Print each of the entries exactly, leaving nothing out.

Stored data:
☆ ☆ ☆ ☆ ☆
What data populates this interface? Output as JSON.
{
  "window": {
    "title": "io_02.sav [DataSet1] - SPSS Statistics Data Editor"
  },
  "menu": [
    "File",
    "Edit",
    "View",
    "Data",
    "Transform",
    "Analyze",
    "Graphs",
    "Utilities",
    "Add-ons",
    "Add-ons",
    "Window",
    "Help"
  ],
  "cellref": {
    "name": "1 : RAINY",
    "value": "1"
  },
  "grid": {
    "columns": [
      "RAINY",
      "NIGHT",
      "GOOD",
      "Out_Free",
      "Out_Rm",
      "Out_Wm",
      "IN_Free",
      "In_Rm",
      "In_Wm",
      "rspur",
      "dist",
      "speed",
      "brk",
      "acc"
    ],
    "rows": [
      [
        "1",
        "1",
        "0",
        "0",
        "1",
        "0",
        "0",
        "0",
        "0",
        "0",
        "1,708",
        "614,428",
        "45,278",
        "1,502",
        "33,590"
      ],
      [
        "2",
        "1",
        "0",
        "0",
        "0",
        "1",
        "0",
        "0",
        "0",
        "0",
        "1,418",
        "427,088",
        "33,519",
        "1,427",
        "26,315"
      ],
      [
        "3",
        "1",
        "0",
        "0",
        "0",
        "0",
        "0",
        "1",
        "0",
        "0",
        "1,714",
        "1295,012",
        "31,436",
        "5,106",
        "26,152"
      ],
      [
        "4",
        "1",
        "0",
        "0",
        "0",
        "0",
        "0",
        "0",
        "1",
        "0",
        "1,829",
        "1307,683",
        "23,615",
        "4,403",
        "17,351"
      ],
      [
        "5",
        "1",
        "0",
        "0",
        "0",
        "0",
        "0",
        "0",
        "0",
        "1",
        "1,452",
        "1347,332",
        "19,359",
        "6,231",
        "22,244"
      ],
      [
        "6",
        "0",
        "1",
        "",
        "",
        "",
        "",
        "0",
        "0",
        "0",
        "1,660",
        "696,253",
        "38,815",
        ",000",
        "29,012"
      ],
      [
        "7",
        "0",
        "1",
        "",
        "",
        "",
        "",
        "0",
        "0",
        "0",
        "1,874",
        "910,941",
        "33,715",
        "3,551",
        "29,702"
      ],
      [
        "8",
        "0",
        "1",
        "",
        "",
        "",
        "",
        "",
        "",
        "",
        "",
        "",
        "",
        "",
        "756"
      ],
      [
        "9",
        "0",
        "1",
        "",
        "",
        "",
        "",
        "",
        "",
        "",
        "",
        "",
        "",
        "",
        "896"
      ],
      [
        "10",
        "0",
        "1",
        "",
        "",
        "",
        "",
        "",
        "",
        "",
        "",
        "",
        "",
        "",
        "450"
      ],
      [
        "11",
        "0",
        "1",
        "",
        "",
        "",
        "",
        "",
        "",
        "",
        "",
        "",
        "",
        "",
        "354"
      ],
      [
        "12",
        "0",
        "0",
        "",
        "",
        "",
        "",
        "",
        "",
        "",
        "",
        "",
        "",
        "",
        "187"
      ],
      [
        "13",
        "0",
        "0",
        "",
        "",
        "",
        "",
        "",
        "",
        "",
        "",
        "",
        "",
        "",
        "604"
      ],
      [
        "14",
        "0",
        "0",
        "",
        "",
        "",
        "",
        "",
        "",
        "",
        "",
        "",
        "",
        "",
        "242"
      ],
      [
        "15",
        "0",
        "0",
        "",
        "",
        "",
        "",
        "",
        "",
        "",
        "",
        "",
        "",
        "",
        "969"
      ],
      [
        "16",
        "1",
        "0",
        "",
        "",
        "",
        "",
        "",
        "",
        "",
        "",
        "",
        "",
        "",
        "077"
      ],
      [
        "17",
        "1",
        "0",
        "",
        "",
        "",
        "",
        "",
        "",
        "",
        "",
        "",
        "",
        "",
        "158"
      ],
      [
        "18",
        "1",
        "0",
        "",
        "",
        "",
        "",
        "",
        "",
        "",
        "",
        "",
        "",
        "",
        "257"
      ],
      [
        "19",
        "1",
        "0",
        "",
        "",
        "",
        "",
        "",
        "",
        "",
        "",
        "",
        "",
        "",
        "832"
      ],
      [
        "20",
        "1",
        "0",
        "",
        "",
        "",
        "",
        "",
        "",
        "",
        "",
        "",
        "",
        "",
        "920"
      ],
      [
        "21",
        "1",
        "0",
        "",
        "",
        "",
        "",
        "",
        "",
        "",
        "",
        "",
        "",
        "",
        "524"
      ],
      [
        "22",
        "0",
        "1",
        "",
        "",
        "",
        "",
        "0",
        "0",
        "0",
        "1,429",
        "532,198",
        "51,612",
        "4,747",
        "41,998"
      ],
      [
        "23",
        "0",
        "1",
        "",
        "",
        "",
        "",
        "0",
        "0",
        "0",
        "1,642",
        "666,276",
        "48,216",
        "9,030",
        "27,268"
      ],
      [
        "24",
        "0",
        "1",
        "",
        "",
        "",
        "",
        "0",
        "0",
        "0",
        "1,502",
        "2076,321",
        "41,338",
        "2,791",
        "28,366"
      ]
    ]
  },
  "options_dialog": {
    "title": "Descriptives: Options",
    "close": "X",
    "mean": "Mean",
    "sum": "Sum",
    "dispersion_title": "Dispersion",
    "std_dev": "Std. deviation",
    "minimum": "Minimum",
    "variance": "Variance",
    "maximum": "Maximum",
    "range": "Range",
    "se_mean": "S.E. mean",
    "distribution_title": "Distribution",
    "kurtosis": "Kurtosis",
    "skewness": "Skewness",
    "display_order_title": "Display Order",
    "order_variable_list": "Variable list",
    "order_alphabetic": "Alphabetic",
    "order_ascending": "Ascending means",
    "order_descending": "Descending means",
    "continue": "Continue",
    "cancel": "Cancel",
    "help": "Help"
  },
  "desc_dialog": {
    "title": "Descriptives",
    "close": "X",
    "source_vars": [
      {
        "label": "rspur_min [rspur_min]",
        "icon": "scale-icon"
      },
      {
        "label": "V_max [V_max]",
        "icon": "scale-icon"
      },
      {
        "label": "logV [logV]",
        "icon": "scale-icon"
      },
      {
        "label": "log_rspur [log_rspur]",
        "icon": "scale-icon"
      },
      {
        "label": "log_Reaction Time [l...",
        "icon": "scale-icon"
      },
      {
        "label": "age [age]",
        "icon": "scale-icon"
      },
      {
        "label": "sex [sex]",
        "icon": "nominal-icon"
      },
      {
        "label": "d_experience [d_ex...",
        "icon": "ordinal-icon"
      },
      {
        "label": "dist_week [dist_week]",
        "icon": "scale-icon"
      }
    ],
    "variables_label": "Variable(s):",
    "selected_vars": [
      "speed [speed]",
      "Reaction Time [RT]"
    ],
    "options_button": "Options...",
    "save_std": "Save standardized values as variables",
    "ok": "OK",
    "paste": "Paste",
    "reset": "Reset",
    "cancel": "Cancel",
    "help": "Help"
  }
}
☆ ☆ ☆ ☆ ☆
Solution for this exercise:
What data populates this interface? Output as JSON.
{
  "window": {
    "title": "io_02.sav [DataSet1] - SPSS Statistics Data Editor"
  },
  "menu": [
    "File",
    "Edit",
    "View",
    "Data",
    "Transform",
    "Analyze",
    "Graphs",
    "Utilities",
    "Add-ons",
    "Add-ons",
    "Window",
    "Help"
  ],
  "cellref": {
    "name": "1 : RAINY",
    "value": "1"
  },
  "grid": {
    "columns": [
      "RAINY",
      "NIGHT",
      "GOOD",
      "Out_Free",
      "Out_Rm",
      "Out_Wm",
      "IN_Free",
      "In_Rm",
      "In_Wm",
      "rspur",
      "dist",
      "speed",
      "brk",
      "acc"
    ],
    "rows": [
      [
        "1",
        "1",
        "0",
        "0",
        "1",
        "0",
        "0",
        "0",
        "0",
        "0",
        "1,708",
        "614,428",
        "45,278",
        "1,502",
        "33,590"
      ],
      [
        "2",
        "1",
        "0",
        "0",
        "0",
        "1",
        "0",
        "0",
        "0",
        "0",
        "1,418",
        "427,088",
        "33,519",
        "1,427",
        "26,315"
      ],
      [
        "3",
        "1",
        "0",
        "0",
        "0",
        "0",
        "0",
        "1",
        "0",
        "0",
        "1,714",
        "1295,012",
        "31,436",
        "5,106",
        "26,152"
      ],
      [
        "4",
        "1",
        "0",
        "0",
        "0",
        "0",
        "0",
        "0",
        "1",
        "0",
        "1,829",
        "1307,683",
        "23,615",
        "4,403",
        "17,351"
      ],
      [
        "5",
        "1",
        "0",
        "0",
        "0",
        "0",
        "0",
        "0",
        "0",
        "1",
        "1,452",
        "1347,332",
        "19,359",
        "6,231",
        "22,244"
      ],
      [
        "6",
        "0",
        "1",
        "",
        "",
        "",
        "",
        "0",
        "0",
        "0",
        "1,660",
        "696,253",
        "38,815",
        ",000",
        "29,012"
      ],
      [
        "7",
        "0",
        "1",
        "",
        "",
        "",
        "",
        "0",
        "0",
        "0",
        "1,874",
        "910,941",
        "33,715",
        "3,551",
        "29,702"
      ],
      [
        "8",
        "0",
        "1",
        "",
        "",
        "",
        "",
        "",
        "",
        "",
        "",
        "",
        "",
        "",
        "756"
      ],
      [
        "9",
        "0",
        "1",
        "",
        "",
        "",
        "",
        "",
        "",
        "",
        "",
        "",
        "",
        "",
        "896"
      ],
      [
        "10",
        "0",
        "1",
        "",
        "",
        "",
        "",
        "",
        "",
        "",
        "",
        "",
        "",
        "",
        "450"
      ],
      [
        "11",
        "0",
        "1",
        "",
        "",
        "",
        "",
        "",
        "",
        "",
        "",
        "",
        "",
        "",
        "354"
      ],
      [
        "12",
        "0",
        "0",
        "",
        "",
        "",
        "",
        "",
        "",
        "",
        "",
        "",
        "",
        "",
        "187"
      ],
      [
        "13",
        "0",
        "0",
        "",
        "",
        "",
        "",
        "",
        "",
        "",
        "",
        "",
        "",
        "",
        "604"
      ],
      [
        "14",
        "0",
        "0",
        "",
        "",
        "",
        "",
        "",
        "",
        "",
        "",
        "",
        "",
        "",
        "242"
      ],
      [
        "15",
        "0",
        "0",
        "",
        "",
        "",
        "",
        "",
        "",
        "",
        "",
        "",
        "",
        "",
        "969"
      ],
      [
        "16",
        "1",
        "0",
        "",
        "",
        "",
        "",
        "",
        "",
        "",
        "",
        "",
        "",
        "",
        "077"
      ],
      [
        "17",
        "1",
        "0",
        "",
        "",
        "",
        "",
        "",
        "",
        "",
        "",
        "",
        "",
        "",
        "158"
      ],
      [
        "18",
        "1",
        "0",
        "",
        "",
        "",
        "",
        "",
        "",
        "",
        "",
        "",
        "",
        "",
        "257"
      ],
      [
        "19",
        "1",
        "0",
        "",
        "",
        "",
        "",
        "",
        "",
        "",
        "",
        "",
        "",
        "",
        "832"
      ],
      [
        "20",
        "1",
        "0",
        "",
        "",
        "",
        "",
        "",
        "",
        "",
        "",
        "",
        "",
        "",
        "920"
      ],
      [
        "21",
        "1",
        "0",
        "",
        "",
        "",
        "",
        "",
        "",
        "",
        "",
        "",
        "",
        "",
        "524"
      ],
      [
        "22",
        "0",
        "1",
        "",
        "",
        "",
        "",
        "0",
        "0",
        "0",
        "1,429",
        "532,198",
        "51,612",
        "4,747",
        "41,998"
      ],
      [
        "23",
        "0",
        "1",
        "",
        "",
        "",
        "",
        "0",
        "0",
        "0",
        "1,642",
        "666,276",
        "48,216",
        "9,030",
        "27,268"
      ],
      [
        "24",
        "0",
        "1",
        "",
        "",
        "",
        "",
        "0",
        "0",
        "0",
        "1,502",
        "2076,321",
        "41,338",
        "2,791",
        "28,366"
      ]
    ]
  },
  "options_dialog": {
    "title": "Descriptives: Options",
    "close": "X",
    "mean": "Mean",
    "sum": "Sum",
    "dispersion_title": "Dispersion",
    "std_dev": "Std. deviation",
    "minimum": "Minimum",
    "variance": "Variance",
    "maximum": "Maximum",
    "range": "Range",
    "se_mean": "S.E. mean",
    "distribution_title": "Distribution",
    "kurtosis": "Kurtosis",
    "skewness": "Skewness",
    "display_order_title": "Display Order",
    "order_variable_list": "Variable list",
    "order_alphabetic": "Alphabetic",
    "order_ascending": "Ascending means",
    "order_descending": "Descending means",
    "continue": "Continue",
    "cancel": "Cancel",
    "help": "Help"
  },
  "desc_dialog": {
    "title": "Descriptives",
    "close": "X",
    "source_vars": [
      {
        "label": "rspur_min [rspur_min]",
        "icon": "scale-icon"
      },
      {
        "label": "V_max [V_max]",
        "icon": "scale-icon"
      },
      {
        "label": "logV [logV]",
        "icon": "scale-icon"
      },
      {
        "label": "log_rspur [log_rspur]",
        "icon": "scale-icon"
      },
      {
        "label": "log_Reaction Time [l...",
        "icon": "scale-icon"
      },
      {
        "label": "age [age]",
        "icon": "scale-icon"
      },
      {
        "label": "sex [sex]",
        "icon": "nominal-icon"
      },
      {
        "label": "d_experience [d_ex...",
        "icon": "ordinal-icon"
      },
      {
        "label": "dist_week [dist_week]",
        "icon": "scale-icon"
      }
    ],
    "variables_label": "Variable(s):",
    "selected_vars": [
      "speed [speed]",
      "Reaction Time [RT]"
    ],
    "options_button": "Options...",
    "save_std": "Save standardized values as variables",
    "ok": "OK",
    "paste": "Paste",
    "reset": "Reset",
    "cancel": "Cancel",
    "help": "Help"
  }
}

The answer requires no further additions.